--- Problem to solve ---
An exact copy of the data below is required; return it in full.
⁂
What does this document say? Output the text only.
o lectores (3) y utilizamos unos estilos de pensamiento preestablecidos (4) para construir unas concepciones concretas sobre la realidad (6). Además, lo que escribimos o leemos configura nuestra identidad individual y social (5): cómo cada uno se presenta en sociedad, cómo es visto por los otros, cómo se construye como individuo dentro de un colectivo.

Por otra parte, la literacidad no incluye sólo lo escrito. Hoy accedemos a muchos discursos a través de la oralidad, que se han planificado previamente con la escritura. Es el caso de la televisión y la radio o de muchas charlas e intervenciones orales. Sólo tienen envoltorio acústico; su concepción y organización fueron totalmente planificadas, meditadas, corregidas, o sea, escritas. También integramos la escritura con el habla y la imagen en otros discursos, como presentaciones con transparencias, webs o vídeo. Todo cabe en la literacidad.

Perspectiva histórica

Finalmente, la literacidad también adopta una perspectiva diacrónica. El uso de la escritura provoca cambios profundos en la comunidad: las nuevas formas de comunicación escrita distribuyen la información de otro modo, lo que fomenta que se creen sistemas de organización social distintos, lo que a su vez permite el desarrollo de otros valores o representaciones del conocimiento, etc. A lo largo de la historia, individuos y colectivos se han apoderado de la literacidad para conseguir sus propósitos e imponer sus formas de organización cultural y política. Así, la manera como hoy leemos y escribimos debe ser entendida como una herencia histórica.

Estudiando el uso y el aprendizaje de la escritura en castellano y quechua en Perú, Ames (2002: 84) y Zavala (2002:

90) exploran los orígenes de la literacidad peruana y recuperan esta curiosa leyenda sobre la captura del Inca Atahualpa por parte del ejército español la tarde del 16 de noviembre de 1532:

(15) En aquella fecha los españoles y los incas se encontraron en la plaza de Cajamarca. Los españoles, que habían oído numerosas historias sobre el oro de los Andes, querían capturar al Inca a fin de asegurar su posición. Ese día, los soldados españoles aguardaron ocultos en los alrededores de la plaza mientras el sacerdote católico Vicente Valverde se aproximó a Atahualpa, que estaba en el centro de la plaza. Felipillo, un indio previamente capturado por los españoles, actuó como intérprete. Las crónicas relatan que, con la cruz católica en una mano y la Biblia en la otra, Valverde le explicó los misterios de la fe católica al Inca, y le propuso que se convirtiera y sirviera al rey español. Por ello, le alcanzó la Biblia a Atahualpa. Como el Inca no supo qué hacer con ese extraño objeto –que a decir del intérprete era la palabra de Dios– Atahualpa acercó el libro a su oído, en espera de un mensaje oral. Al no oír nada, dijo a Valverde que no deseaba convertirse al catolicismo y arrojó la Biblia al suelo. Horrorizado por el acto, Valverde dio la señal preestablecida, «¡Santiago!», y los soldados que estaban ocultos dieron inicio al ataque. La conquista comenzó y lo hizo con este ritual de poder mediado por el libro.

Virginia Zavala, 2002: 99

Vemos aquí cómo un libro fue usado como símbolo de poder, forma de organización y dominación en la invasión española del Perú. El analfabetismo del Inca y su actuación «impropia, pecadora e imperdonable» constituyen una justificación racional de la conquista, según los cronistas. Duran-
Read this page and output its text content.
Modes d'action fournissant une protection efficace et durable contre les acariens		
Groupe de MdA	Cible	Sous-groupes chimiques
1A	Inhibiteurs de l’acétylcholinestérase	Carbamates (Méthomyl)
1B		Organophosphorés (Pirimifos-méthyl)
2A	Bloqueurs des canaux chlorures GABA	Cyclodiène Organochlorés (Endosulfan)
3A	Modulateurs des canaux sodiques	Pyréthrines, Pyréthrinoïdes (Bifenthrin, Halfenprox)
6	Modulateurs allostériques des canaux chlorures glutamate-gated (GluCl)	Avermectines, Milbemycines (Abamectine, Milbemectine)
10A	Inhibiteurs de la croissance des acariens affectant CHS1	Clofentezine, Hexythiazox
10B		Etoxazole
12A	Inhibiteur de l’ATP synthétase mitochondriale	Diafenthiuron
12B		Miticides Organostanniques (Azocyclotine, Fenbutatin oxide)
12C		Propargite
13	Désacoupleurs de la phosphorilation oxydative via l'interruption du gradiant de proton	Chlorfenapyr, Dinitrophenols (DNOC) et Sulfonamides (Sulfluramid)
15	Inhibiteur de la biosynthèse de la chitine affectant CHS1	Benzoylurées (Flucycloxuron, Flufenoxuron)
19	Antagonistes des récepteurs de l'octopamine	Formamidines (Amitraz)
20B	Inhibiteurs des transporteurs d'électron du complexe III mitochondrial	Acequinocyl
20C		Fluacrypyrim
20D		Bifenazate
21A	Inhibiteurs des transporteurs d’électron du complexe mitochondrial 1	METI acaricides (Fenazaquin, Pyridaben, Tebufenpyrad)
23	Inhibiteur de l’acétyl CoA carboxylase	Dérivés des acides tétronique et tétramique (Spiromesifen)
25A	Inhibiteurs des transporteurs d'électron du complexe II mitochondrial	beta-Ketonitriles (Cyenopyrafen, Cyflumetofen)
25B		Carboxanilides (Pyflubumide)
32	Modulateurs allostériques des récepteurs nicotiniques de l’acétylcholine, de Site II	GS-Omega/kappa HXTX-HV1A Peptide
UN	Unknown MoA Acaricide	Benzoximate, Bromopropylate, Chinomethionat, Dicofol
⁂
--- Exercise result ---
What does this document say? Output the text only.
o lectores (3) y utilizamos unos estilos de pensamiento preestablecidos (4) para construir unas concepciones concretas sobre la realidad (6). Además, lo que escribimos o leemos configura nuestra identidad individual y social (5): cómo cada uno se presenta en sociedad, cómo es visto por los otros, cómo se construye como individuo dentro de un colectivo.

Por otra parte, la literacidad no incluye sólo lo escrito. Hoy accedemos a muchos discursos a través de la oralidad, que se han planificado previamente con la escritura. Es el caso de la televisión y la radio o de muchas charlas e intervenciones orales. Sólo tienen envoltorio acústico; su concepción y organización fueron totalmente planificadas, meditadas, corregidas, o sea, escritas. También integramos la escritura con el habla y la imagen en otros discursos, como presentaciones con transparencias, webs o vídeo. Todo cabe en la literacidad.

Perspectiva histórica

Finalmente, la literacidad también adopta una perspectiva diacrónica. El uso de la escritura provoca cambios profundos en la comunidad: las nuevas formas de comunicación escrita distribuyen la información de otro modo, lo que fomenta que se creen sistemas de organización social distintos, lo que a su vez permite el desarrollo de otros valores o representaciones del conocimiento, etc. A lo largo de la historia, individuos y colectivos se han apoderado de la literacidad para conseguir sus propósitos e imponer sus formas de organización cultural y política. Así, la manera como hoy leemos y escribimos debe ser entendida como una herencia histórica.

Estudiando el uso y el aprendizaje de la escritura en castellano y quechua en Perú, Ames (2002: 84) y Zavala (2002:

90) exploran los orígenes de la literacidad peruana y recuperan esta curiosa leyenda sobre la captura del Inca Atahualpa por parte del ejército español la tarde del 16 de noviembre de 1532:

(15) En aquella fecha los españoles y los incas se encontraron en la plaza de Cajamarca. Los españoles, que habían oído numerosas historias sobre el oro de los Andes, querían capturar al Inca a fin de asegurar su posición. Ese día, los soldados españoles aguardaron ocultos en los alrededores de la plaza mientras el sacerdote católico Vicente Valverde se aproximó a Atahualpa, que estaba en el centro de la plaza. Felipillo, un indio previamente capturado por los españoles, actuó como intérprete. Las crónicas relatan que, con la cruz católica en una mano y la Biblia en la otra, Valverde le explicó los misterios de la fe católica al Inca, y le propuso que se convirtiera y sirviera al rey español. Por ello, le alcanzó la Biblia a Atahualpa. Como el Inca no supo qué hacer con ese extraño objeto –que a decir del intérprete era la palabra de Dios– Atahualpa acercó el libro a su oído, en espera de un mensaje oral. Al no oír nada, dijo a Valverde que no deseaba convertirse al catolicismo y arrojó la Biblia al suelo. Horrorizado por el acto, Valverde dio la señal preestablecida, «¡Santiago!», y los soldados que estaban ocultos dieron inicio al ataque. La conquista comenzó y lo hizo con este ritual de poder mediado por el libro.

Virginia Zavala, 2002: 99

Vemos aquí cómo un libro fue usado como símbolo de poder, forma de organización y dominación en la invasión española del Perú. El analfabetismo del Inca y su actuación «impropia, pecadora e imperdonable» constituyen una justificación racional de la conquista, según los cronistas. Duran-
Read this page and output its text content.
Modes d'action fournissant une protection efficace et durable contre les acariens		
Groupe de MdA	Cible	Sous-groupes chimiques
1A	Inhibiteurs de l’acétylcholinestérase	Carbamates (Méthomyl)
1B		Organophosphorés (Pirimifos-méthyl)
2A	Bloqueurs des canaux chlorures GABA	Cyclodiène Organochlorés (Endosulfan)
3A	Modulateurs des canaux sodiques	Pyréthrines, Pyréthrinoïdes (Bifenthrin, Halfenprox)
6	Modulateurs allostériques des canaux chlorures glutamate-gated (GluCl)	Avermectines, Milbemycines (Abamectine, Milbemectine)
10A	Inhibiteurs de la croissance des acariens affectant CHS1	Clofentezine, Hexythiazox
10B		Etoxazole
12A	Inhibiteur de l’ATP synthétase mitochondriale	Diafenthiuron
12B		Miticides Organostanniques (Azocyclotine, Fenbutatin oxide)
12C		Propargite
13	Désacoupleurs de la phosphorilation oxydative via l'interruption du gradiant de proton	Chlorfenapyr, Dinitrophenols (DNOC) et Sulfonamides (Sulfluramid)
15	Inhibiteur de la biosynthèse de la chitine affectant CHS1	Benzoylurées (Flucycloxuron, Flufenoxuron)
19	Antagonistes des récepteurs de l'octopamine	Formamidines (Amitraz)
20B	Inhibiteurs des transporteurs d'électron du complexe III mitochondrial	Acequinocyl
20C		Fluacrypyrim
20D		Bifenazate
21A	Inhibiteurs des transporteurs d’électron du complexe mitochondrial 1	METI acaricides (Fenazaquin, Pyridaben, Tebufenpyrad)
23	Inhibiteur de l’acétyl CoA carboxylase	Dérivés des acides tétronique et tétramique (Spiromesifen)
25A	Inhibiteurs des transporteurs d'électron du complexe II mitochondrial	beta-Ketonitriles (Cyenopyrafen, Cyflumetofen)
25B		Carboxanilides (Pyflubumide)
32	Modulateurs allostériques des récepteurs nicotiniques de l’acétylcholine, de Site II	GS-Omega/kappa HXTX-HV1A Peptide
UN	Unknown MoA Acaricide	Benzoximate, Bromopropylate, Chinomethionat, Dicofol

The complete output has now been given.